> _Given task_: Check every line of the material below for the string "Стратегия", and return the ones that have it.

Stored data
——————————

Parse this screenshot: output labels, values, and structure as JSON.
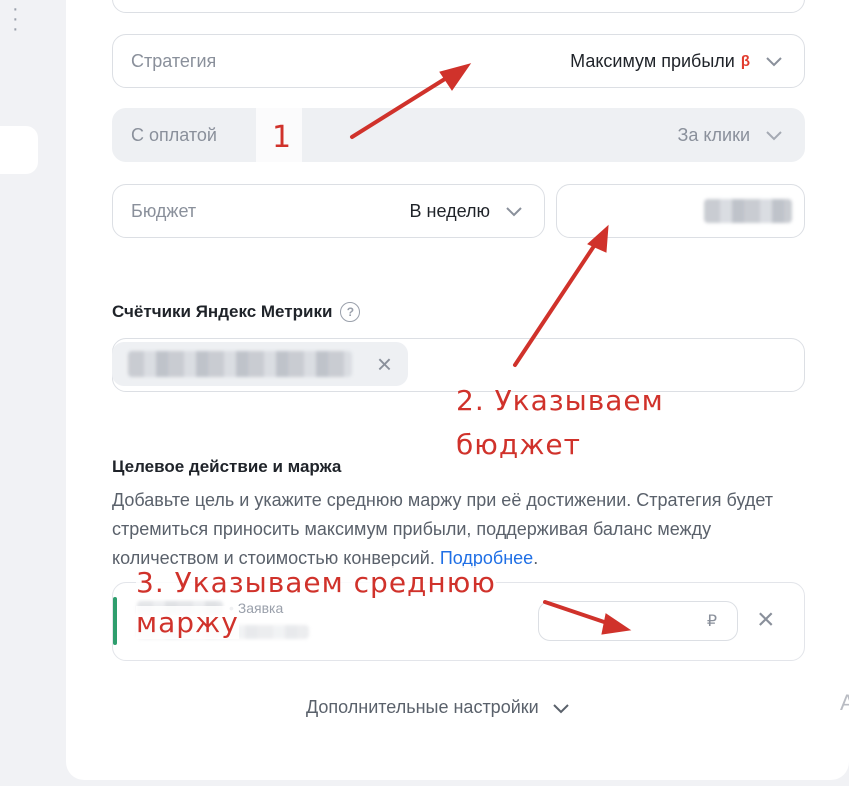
{
  "strategy": {
    "label": "Стратегия",
    "value": "Максимум прибыли",
    "badge": "β"
  },
  "payment": {
    "label": "С оплатой",
    "value": "За клики"
  },
  "budget": {
    "label": "Бюджет",
    "period": "В неделю"
  },
  "metrika": {
    "title": "Счётчики Яндекс Метрики"
  },
  "goal": {
    "title": "Целевое действие и маржа",
    "description": "Добавьте цель и укажите среднюю маржу при её достижении. Стратегия будет стремиться приносить максимум прибыли, поддерживая баланс между количеством и стоимостью конверсий.",
    "link": "Подробнее",
    "link_suffix": ".",
    "goal_type": "• Заявка",
    "currency": "₽"
  },
  "more_settings": "Дополнительные настройки",
  "annotations": {
    "one": "1",
    "two_line1": "2. Указываем",
    "two_line2": "бюджет",
    "three_line1": "3. Указываем среднюю",
    "three_line2": "маржу"
  },
  "colors": {
    "annotation": "#d0322b",
    "link": "#1f6fe5",
    "goal_bar": "#2e9e6d"
  }
}
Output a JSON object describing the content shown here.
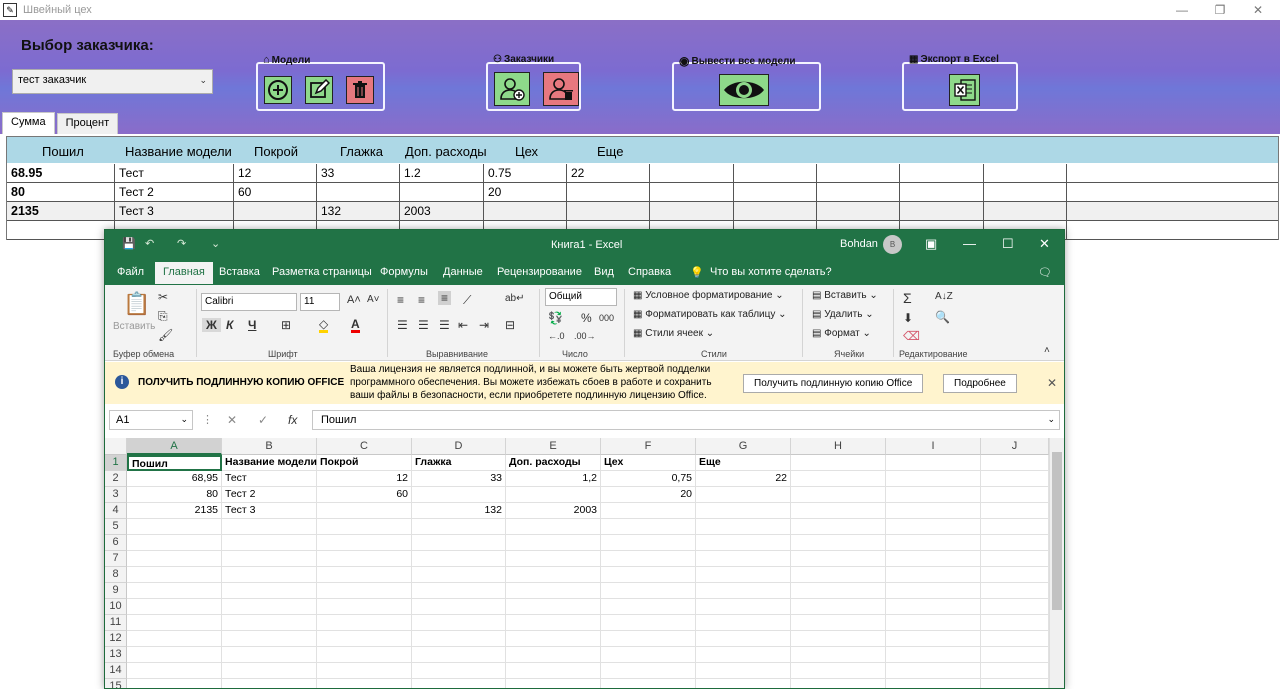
{
  "app": {
    "title": "Швейный цех",
    "customer_label": "Выбор заказчика:",
    "customer_selected": "тест заказчик",
    "groups": {
      "models": "Модели",
      "customers": "Заказчики",
      "show_all": "Вывести все модели",
      "export": "Экспорт в Excel"
    },
    "tabs": [
      "Сумма",
      "Процент"
    ],
    "columns": [
      "Пошил",
      "Название модели",
      "Покрой",
      "Глажка",
      "Доп. расходы",
      "Цех",
      "Еще"
    ],
    "rows": [
      [
        "68.95",
        "Тест",
        "12",
        "33",
        "1.2",
        "0.75",
        "22"
      ],
      [
        "80",
        "Тест 2",
        "60",
        "",
        "",
        "20",
        ""
      ],
      [
        "2135",
        "Тест 3",
        "",
        "132",
        "2003",
        "",
        ""
      ]
    ]
  },
  "excel": {
    "title": "Книга1  -  Excel",
    "user": "Bohdan",
    "avatar_initial": "B",
    "menu": [
      "Файл",
      "Главная",
      "Вставка",
      "Разметка страницы",
      "Формулы",
      "Данные",
      "Рецензирование",
      "Вид",
      "Справка",
      "Что вы хотите сделать?"
    ],
    "ribbon": {
      "paste": "Вставить",
      "clipboard": "Буфер обмена",
      "font_name": "Calibri",
      "font_size": "11",
      "font_group": "Шрифт",
      "bold": "Ж",
      "italic": "К",
      "underline": "Ч",
      "align_group": "Выравнивание",
      "number_format": "Общий",
      "number_group": "Число",
      "percent": "%",
      "thousands": "000",
      "cond_format": "Условное форматирование",
      "format_table": "Форматировать как таблицу",
      "cell_styles": "Стили ячеек",
      "styles_group": "Стили",
      "insert": "Вставить",
      "delete": "Удалить",
      "format": "Формат",
      "cells_group": "Ячейки",
      "editing_group": "Редактирование"
    },
    "warning": {
      "heading": "ПОЛУЧИТЬ ПОДЛИННУЮ КОПИЮ OFFICE",
      "message": "Ваша лицензия не является подлинной, и вы можете быть жертвой подделки программного обеспечения. Вы можете избежать сбоев в работе и сохранить ваши файлы в безопасности, если приобретете подлинную лицензию Office.",
      "button_get": "Получить подлинную копию Office",
      "button_more": "Подробнее"
    },
    "name_box": "A1",
    "formula": "Пошил",
    "col_headers": [
      "A",
      "B",
      "C",
      "D",
      "E",
      "F",
      "G",
      "H",
      "I",
      "J"
    ],
    "row_headers": [
      "1",
      "2",
      "3",
      "4",
      "5",
      "6",
      "7",
      "8",
      "9",
      "10",
      "11",
      "12",
      "13",
      "14",
      "15"
    ],
    "sheet": [
      [
        "Пошил",
        "Название модели",
        "Покрой",
        "Глажка",
        "Доп. расходы",
        "Цех",
        "Еще"
      ],
      [
        "68,95",
        "Тест",
        "12",
        "33",
        "1,2",
        "0,75",
        "22"
      ],
      [
        "80",
        "Тест 2",
        "60",
        "",
        "",
        "20",
        ""
      ],
      [
        "2135",
        "Тест 3",
        "",
        "132",
        "2003",
        "",
        ""
      ]
    ]
  }
}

——————————

> _Written response_:
    "label": "Стратегия",
    "description": "Добавьте цель и укажите среднюю маржу при её достижении. Стратегия будет стремиться приносить максимум прибыли, поддерживая баланс между количеством и стоимостью конверсий.",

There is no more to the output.